WHAT IS BEING ASKED: Set every record down verbatim and omit the pictures.
== GIVEN RECORDS
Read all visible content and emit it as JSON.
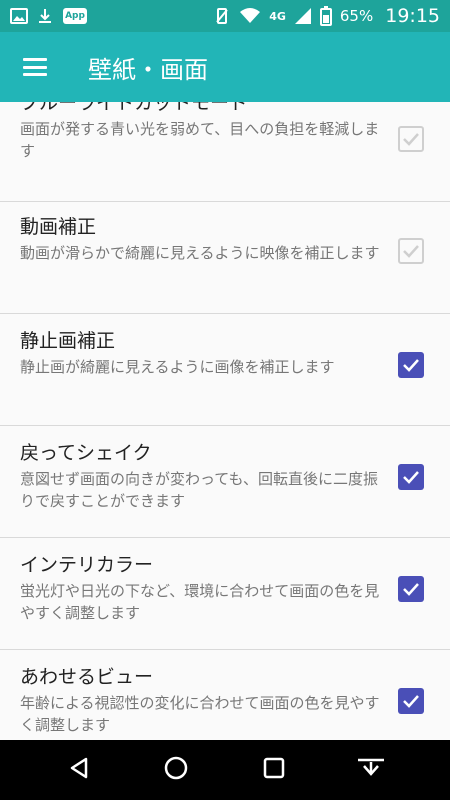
{
  "status_bar": {
    "network_label": "4G",
    "battery": "65%",
    "time": "19:15",
    "app_badge": "App"
  },
  "app_bar": {
    "title": "壁紙・画面",
    "menu_icon": "hamburger-menu-icon"
  },
  "settings": [
    {
      "title": "ブルーライトカットモード",
      "summary": "画面が発する青い光を弱めて、目への負担を軽減します",
      "checked": true,
      "enabled": false
    },
    {
      "title": "動画補正",
      "summary": "動画が滑らかで綺麗に見えるように映像を補正します",
      "checked": true,
      "enabled": false
    },
    {
      "title": "静止画補正",
      "summary": "静止画が綺麗に見えるように画像を補正します",
      "checked": true,
      "enabled": true
    },
    {
      "title": "戻ってシェイク",
      "summary": "意図せず画面の向きが変わっても、回転直後に二度振りで戻すことができます",
      "checked": true,
      "enabled": true
    },
    {
      "title": "インテリカラー",
      "summary": "蛍光灯や日光の下など、環境に合わせて画面の色を見やすく調整します",
      "checked": true,
      "enabled": true
    },
    {
      "title": "あわせるビュー",
      "summary": "年齢による視認性の変化に合わせて画面の色を見やすく調整します",
      "checked": true,
      "enabled": true
    }
  ],
  "nav_bar": {
    "icons": [
      "back-icon",
      "home-icon",
      "recents-icon",
      "notification-pull-icon"
    ]
  },
  "colors": {
    "status_bar": "#1ea49b",
    "app_bar": "#22b5b7",
    "checkbox_active": "#4a4fb7",
    "checkbox_disabled": "#cfcfcf"
  }
}
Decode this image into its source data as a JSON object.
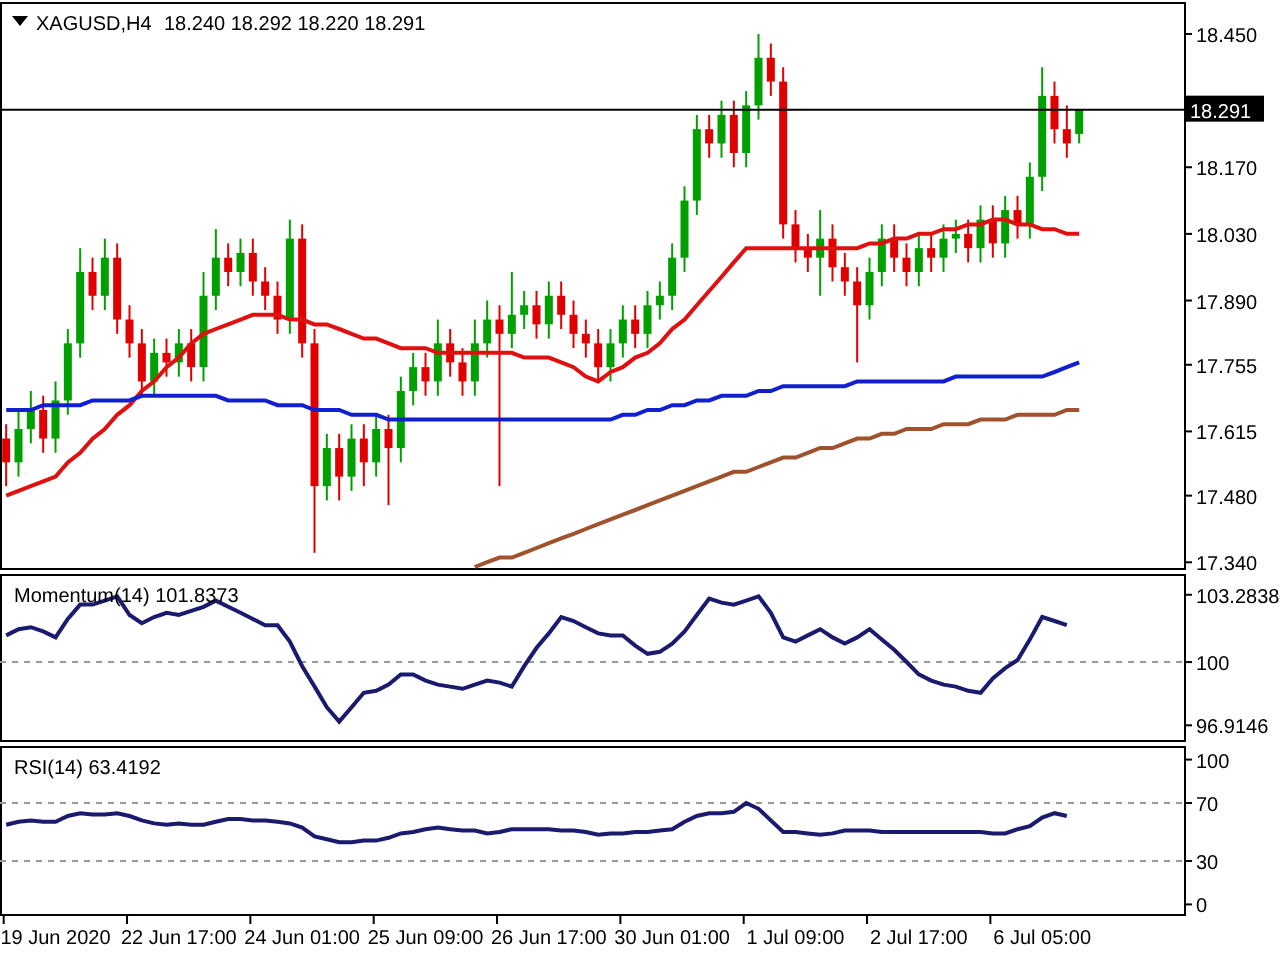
====
RESPONSE TO THIS EXERCISE:
Read all visible content and emit it as JSON.
{
  "status_bar": {
    "network_label": "4G",
    "battery": "65%",
    "time": "19:15",
    "app_badge": "App"
  },
  "app_bar": {
    "title": "壁紙・画面",
    "menu_icon": "hamburger-menu-icon"
  },
  "settings": [
    {
      "title": "ブルーライトカットモード",
      "summary": "画面が発する青い光を弱めて、目への負担を軽減します",
      "checked": true,
      "enabled": false
    },
    {
      "title": "動画補正",
      "summary": "動画が滑らかで綺麗に見えるように映像を補正します",
      "checked": true,
      "enabled": false
    },
    {
      "title": "静止画補正",
      "summary": "静止画が綺麗に見えるように画像を補正します",
      "checked": true,
      "enabled": true
    },
    {
      "title": "戻ってシェイク",
      "summary": "意図せず画面の向きが変わっても、回転直後に二度振りで戻すことができます",
      "checked": true,
      "enabled": true
    },
    {
      "title": "インテリカラー",
      "summary": "蛍光灯や日光の下など、環境に合わせて画面の色を見やすく調整します",
      "checked": true,
      "enabled": true
    },
    {
      "title": "あわせるビュー",
      "summary": "年齢による視認性の変化に合わせて画面の色を見やすく調整します",
      "checked": true,
      "enabled": true
    }
  ],
  "nav_bar": {
    "icons": [
      "back-icon",
      "home-icon",
      "recents-icon",
      "notification-pull-icon"
    ]
  },
  "colors": {
    "status_bar": "#1ea49b",
    "app_bar": "#22b5b7",
    "checkbox_active": "#4a4fb7",
    "checkbox_disabled": "#cfcfcf"
  }
}
Decode this image into its source data as a JSON object.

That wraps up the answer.